▶ Job
Identify each line containing the word "into" and copy it.

____

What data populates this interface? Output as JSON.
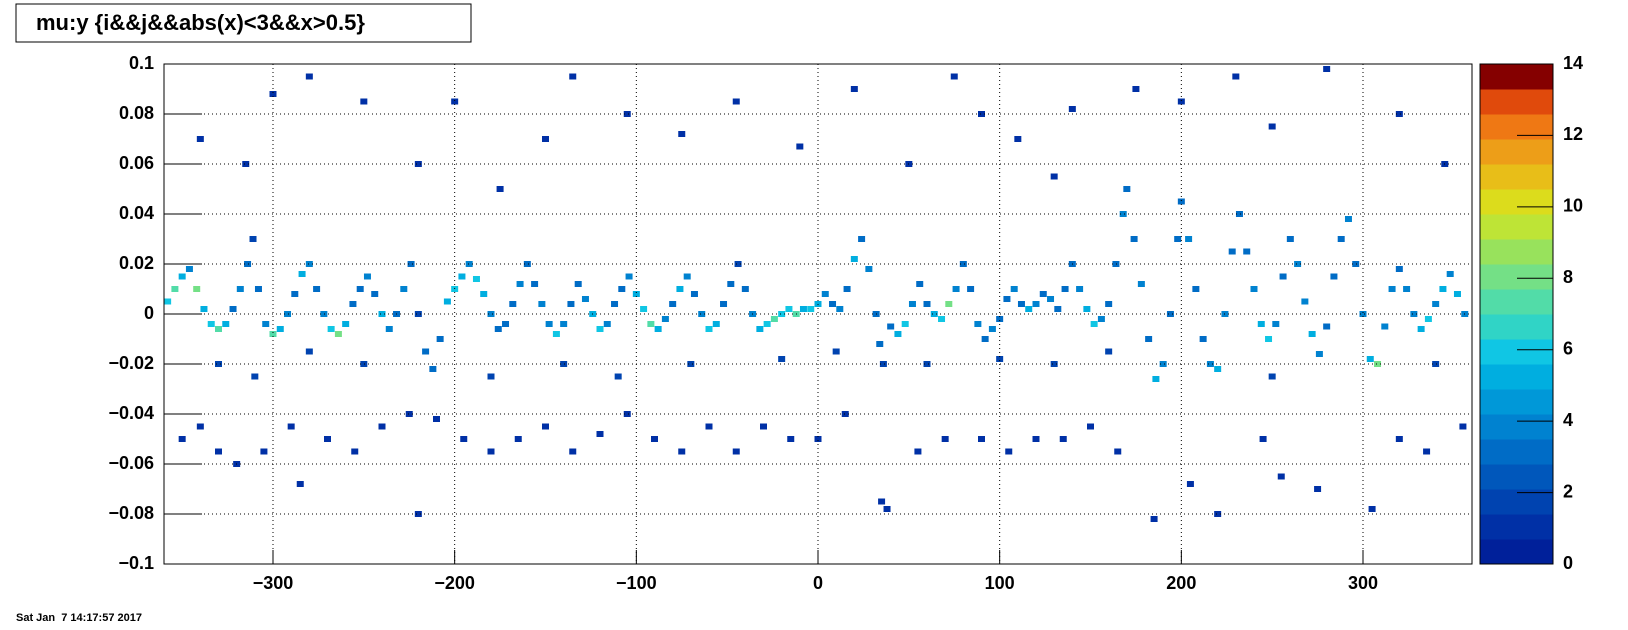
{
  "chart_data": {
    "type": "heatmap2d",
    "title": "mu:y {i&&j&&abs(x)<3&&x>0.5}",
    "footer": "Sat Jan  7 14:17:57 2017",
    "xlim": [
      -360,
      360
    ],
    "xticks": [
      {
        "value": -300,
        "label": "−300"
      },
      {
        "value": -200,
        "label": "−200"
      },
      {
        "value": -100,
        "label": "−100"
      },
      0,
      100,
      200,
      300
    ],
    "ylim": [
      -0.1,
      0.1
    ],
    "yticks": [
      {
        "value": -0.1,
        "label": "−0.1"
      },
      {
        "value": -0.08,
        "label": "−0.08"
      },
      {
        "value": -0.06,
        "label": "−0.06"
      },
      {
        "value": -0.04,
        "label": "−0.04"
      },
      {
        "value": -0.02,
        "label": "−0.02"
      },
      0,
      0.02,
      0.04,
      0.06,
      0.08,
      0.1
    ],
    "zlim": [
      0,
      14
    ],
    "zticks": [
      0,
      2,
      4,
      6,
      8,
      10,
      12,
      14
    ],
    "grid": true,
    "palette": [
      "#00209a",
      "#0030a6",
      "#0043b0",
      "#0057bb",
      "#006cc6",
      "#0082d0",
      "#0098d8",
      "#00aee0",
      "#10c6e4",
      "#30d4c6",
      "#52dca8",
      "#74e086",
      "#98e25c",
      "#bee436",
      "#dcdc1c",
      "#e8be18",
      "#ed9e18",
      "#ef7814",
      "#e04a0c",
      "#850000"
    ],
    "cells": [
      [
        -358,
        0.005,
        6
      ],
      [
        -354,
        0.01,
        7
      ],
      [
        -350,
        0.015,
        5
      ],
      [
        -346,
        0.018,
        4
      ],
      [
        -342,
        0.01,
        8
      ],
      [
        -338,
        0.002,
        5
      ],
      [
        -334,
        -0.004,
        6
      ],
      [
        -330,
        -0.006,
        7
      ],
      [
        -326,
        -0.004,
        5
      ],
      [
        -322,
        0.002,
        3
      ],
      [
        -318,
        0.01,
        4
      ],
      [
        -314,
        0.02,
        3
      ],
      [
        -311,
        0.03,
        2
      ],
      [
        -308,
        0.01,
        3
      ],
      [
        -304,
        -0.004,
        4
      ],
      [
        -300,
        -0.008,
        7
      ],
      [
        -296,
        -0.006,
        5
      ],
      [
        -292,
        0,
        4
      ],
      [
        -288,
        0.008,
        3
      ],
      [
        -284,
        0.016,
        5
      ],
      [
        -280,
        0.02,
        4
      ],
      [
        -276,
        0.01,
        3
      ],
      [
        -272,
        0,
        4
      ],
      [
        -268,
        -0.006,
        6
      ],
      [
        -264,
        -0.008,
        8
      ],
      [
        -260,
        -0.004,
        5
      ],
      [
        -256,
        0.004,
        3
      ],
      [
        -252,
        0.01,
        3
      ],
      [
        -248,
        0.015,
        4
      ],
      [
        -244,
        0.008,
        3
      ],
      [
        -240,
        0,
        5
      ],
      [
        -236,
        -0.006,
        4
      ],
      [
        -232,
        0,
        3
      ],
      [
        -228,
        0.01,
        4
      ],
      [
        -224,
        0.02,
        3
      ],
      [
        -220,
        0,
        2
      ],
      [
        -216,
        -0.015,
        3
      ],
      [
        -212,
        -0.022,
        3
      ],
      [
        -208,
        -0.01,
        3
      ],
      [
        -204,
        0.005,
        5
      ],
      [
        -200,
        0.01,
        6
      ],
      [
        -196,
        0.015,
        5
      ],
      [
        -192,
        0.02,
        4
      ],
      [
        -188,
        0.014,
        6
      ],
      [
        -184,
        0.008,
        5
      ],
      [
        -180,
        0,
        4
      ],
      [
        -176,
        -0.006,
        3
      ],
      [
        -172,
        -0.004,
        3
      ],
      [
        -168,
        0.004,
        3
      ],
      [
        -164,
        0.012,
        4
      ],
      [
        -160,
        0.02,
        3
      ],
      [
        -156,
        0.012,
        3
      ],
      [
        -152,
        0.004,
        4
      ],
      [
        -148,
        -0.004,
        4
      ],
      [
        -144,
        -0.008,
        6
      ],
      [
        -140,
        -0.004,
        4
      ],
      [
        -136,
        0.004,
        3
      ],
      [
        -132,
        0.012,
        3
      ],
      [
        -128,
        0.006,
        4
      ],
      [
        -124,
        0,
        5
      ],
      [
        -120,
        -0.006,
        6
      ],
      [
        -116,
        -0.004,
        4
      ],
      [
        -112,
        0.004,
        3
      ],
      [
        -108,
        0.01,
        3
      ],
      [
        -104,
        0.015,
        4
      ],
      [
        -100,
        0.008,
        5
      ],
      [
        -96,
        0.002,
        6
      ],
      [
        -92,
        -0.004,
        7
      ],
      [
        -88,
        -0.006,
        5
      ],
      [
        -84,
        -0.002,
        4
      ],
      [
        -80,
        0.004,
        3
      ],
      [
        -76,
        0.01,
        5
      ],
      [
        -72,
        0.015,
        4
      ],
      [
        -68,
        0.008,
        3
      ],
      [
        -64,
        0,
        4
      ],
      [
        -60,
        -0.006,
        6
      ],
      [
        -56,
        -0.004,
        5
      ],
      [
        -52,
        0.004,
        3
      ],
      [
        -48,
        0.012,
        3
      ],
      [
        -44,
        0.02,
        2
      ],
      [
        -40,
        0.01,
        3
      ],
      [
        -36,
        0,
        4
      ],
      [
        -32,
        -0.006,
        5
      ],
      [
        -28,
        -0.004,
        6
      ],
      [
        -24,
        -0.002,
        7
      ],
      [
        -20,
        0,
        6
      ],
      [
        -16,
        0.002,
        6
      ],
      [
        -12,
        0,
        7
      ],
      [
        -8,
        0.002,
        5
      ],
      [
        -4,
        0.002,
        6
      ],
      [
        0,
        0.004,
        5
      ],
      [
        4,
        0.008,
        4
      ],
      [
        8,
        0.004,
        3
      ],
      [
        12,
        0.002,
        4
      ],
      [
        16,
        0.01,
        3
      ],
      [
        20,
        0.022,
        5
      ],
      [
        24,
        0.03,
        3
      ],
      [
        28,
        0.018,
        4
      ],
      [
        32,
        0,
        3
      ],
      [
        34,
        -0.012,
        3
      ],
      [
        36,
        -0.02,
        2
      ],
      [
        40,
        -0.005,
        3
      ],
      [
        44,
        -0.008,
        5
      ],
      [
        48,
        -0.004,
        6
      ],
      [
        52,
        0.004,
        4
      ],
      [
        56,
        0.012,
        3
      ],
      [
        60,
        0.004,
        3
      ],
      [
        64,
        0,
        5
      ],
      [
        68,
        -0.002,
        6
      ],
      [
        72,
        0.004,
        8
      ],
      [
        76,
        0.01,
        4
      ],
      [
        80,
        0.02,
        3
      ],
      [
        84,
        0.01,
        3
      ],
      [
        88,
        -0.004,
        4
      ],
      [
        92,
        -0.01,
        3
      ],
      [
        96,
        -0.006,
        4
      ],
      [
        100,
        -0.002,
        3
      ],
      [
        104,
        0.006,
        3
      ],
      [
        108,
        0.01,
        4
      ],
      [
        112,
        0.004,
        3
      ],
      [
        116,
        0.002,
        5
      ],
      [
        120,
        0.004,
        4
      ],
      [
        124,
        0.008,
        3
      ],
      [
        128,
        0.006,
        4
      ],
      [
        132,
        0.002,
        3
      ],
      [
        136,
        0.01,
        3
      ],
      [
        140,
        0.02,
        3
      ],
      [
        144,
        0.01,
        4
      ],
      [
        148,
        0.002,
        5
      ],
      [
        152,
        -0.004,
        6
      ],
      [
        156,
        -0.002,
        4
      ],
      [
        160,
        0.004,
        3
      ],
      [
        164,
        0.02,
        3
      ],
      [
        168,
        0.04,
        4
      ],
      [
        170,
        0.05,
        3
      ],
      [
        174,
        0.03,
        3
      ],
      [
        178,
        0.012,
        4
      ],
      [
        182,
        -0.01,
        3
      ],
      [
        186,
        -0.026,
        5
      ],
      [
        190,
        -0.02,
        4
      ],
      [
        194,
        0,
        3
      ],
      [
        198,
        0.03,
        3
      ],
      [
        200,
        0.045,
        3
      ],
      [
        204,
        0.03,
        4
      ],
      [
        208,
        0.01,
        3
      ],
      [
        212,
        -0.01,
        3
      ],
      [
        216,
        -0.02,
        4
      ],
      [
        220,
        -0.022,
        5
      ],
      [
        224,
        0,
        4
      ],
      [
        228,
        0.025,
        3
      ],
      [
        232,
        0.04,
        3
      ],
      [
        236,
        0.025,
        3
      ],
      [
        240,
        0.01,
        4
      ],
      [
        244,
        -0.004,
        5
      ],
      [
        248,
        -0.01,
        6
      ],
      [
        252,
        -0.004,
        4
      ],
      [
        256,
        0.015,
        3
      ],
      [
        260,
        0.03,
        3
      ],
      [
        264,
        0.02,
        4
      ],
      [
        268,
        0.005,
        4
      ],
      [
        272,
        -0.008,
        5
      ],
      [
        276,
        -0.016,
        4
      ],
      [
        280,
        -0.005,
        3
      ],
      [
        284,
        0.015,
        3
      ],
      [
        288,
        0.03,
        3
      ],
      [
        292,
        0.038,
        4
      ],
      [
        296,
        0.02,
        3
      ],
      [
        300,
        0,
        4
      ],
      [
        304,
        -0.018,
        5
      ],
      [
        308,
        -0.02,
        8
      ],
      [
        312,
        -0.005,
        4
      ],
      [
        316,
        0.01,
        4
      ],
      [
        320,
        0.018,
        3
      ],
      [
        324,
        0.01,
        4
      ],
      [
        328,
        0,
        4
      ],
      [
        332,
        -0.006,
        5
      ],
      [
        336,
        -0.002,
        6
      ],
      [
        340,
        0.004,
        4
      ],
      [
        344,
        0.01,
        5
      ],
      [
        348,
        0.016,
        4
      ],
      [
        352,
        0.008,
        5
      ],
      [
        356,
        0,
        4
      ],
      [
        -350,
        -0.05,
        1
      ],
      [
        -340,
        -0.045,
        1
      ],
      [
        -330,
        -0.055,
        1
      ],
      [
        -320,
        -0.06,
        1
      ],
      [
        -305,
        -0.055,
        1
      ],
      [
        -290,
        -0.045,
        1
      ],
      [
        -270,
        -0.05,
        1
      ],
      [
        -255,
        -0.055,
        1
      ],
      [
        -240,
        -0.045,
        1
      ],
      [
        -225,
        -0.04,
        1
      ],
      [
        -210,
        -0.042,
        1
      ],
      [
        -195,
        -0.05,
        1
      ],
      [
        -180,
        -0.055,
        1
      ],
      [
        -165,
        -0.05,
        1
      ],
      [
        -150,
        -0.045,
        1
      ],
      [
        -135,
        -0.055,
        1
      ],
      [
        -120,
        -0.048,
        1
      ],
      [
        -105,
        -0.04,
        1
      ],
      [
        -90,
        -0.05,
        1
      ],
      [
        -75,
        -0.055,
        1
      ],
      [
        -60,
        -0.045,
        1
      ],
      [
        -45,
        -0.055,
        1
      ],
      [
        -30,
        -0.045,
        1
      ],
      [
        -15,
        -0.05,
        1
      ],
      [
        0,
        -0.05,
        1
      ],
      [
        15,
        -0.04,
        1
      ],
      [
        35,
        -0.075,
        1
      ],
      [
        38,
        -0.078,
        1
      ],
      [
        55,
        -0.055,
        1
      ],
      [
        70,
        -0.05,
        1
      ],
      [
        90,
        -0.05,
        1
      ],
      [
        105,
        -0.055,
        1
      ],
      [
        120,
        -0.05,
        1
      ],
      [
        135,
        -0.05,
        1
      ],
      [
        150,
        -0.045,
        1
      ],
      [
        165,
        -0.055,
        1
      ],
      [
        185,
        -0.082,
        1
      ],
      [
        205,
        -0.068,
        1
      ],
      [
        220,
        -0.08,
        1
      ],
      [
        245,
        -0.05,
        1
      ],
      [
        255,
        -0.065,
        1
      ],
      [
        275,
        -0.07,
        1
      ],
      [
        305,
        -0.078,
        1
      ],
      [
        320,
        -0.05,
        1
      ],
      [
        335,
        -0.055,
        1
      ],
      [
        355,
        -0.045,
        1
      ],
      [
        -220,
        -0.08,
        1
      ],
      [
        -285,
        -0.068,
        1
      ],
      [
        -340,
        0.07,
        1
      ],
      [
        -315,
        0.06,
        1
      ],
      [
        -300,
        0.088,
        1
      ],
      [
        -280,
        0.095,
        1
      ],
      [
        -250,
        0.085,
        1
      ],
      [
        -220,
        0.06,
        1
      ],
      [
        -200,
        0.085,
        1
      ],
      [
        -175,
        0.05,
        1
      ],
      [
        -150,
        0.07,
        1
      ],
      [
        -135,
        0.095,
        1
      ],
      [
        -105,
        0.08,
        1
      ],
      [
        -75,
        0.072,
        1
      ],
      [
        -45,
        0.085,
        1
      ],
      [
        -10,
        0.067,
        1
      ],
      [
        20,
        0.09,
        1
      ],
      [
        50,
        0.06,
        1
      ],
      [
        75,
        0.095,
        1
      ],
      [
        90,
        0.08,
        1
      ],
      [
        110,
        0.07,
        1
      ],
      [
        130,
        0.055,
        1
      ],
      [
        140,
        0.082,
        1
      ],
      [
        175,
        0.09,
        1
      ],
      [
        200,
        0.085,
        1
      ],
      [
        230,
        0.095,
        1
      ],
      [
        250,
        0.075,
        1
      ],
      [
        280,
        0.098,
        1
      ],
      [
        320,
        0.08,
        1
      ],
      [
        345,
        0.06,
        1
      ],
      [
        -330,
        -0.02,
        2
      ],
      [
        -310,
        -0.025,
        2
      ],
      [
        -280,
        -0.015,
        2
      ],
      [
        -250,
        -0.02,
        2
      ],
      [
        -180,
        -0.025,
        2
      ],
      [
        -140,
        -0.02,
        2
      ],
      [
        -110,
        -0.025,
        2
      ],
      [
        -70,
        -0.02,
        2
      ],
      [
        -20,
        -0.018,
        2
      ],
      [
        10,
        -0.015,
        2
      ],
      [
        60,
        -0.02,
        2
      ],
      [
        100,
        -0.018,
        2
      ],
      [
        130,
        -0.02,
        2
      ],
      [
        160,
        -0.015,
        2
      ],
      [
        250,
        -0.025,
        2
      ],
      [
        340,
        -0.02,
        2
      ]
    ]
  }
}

____

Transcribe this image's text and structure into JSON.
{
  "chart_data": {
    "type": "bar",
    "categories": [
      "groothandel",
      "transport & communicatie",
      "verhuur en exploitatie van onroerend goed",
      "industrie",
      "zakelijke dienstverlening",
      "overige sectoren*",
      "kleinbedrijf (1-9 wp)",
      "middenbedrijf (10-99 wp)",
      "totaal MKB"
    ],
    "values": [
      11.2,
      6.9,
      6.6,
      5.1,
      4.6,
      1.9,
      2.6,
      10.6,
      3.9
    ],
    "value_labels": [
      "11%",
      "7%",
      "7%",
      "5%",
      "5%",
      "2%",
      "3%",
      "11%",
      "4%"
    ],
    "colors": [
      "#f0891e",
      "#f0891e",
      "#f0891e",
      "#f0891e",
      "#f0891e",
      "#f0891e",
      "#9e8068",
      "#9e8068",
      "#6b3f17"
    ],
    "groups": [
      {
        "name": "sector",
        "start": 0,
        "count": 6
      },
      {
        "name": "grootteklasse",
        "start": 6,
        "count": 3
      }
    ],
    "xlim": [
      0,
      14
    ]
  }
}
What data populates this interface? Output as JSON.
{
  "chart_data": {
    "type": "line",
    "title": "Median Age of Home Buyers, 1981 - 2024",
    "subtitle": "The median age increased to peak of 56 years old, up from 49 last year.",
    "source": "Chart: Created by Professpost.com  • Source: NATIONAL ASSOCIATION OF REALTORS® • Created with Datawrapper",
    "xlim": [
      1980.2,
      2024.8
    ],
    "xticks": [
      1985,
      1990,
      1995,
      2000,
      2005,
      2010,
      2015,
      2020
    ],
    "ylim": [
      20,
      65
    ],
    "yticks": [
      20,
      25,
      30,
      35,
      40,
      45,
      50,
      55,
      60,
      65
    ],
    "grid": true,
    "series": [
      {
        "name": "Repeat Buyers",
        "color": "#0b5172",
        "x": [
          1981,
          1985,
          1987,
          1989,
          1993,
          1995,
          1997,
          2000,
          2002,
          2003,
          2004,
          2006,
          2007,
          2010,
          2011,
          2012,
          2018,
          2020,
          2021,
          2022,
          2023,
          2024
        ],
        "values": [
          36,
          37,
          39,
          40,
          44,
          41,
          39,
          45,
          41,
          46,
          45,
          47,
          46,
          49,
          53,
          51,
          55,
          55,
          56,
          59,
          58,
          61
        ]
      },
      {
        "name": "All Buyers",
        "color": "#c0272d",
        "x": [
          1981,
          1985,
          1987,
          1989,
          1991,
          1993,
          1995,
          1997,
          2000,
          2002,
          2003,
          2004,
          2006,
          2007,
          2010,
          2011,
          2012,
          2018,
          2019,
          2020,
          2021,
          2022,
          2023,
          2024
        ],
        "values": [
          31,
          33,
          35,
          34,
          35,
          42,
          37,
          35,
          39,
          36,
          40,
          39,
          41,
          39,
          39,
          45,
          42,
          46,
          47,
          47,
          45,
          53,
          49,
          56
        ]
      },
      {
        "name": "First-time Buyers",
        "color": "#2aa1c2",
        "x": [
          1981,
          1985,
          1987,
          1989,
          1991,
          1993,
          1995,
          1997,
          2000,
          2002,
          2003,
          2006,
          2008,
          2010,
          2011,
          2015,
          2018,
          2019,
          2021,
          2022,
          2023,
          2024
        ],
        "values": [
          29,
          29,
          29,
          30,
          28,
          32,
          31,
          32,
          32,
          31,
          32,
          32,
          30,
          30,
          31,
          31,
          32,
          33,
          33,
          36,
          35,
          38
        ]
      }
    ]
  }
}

____

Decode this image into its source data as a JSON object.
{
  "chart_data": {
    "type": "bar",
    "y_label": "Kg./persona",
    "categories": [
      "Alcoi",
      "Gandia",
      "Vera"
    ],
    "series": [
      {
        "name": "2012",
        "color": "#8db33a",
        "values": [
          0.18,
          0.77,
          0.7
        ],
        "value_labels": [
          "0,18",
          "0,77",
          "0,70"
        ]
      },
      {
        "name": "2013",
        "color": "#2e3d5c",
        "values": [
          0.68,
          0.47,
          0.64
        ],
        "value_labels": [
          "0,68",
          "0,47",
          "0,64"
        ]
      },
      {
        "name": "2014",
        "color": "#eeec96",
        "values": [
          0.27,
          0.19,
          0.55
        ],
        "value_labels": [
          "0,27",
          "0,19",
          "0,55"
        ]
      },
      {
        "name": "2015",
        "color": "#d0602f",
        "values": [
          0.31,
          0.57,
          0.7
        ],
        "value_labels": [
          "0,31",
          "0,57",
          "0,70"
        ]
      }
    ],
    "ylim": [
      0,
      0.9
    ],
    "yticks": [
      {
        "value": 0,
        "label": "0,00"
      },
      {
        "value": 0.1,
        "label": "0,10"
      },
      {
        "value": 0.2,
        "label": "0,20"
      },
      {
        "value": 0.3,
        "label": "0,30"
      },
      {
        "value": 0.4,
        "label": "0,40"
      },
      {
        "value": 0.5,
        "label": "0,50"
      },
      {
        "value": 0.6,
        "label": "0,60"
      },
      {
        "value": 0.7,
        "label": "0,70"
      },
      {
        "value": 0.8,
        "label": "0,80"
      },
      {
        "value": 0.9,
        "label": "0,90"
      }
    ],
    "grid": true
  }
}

____

▶ Completed exercise
Transcribe this image's text and structure into JSON.
Decode this image into its source data as a JSON object.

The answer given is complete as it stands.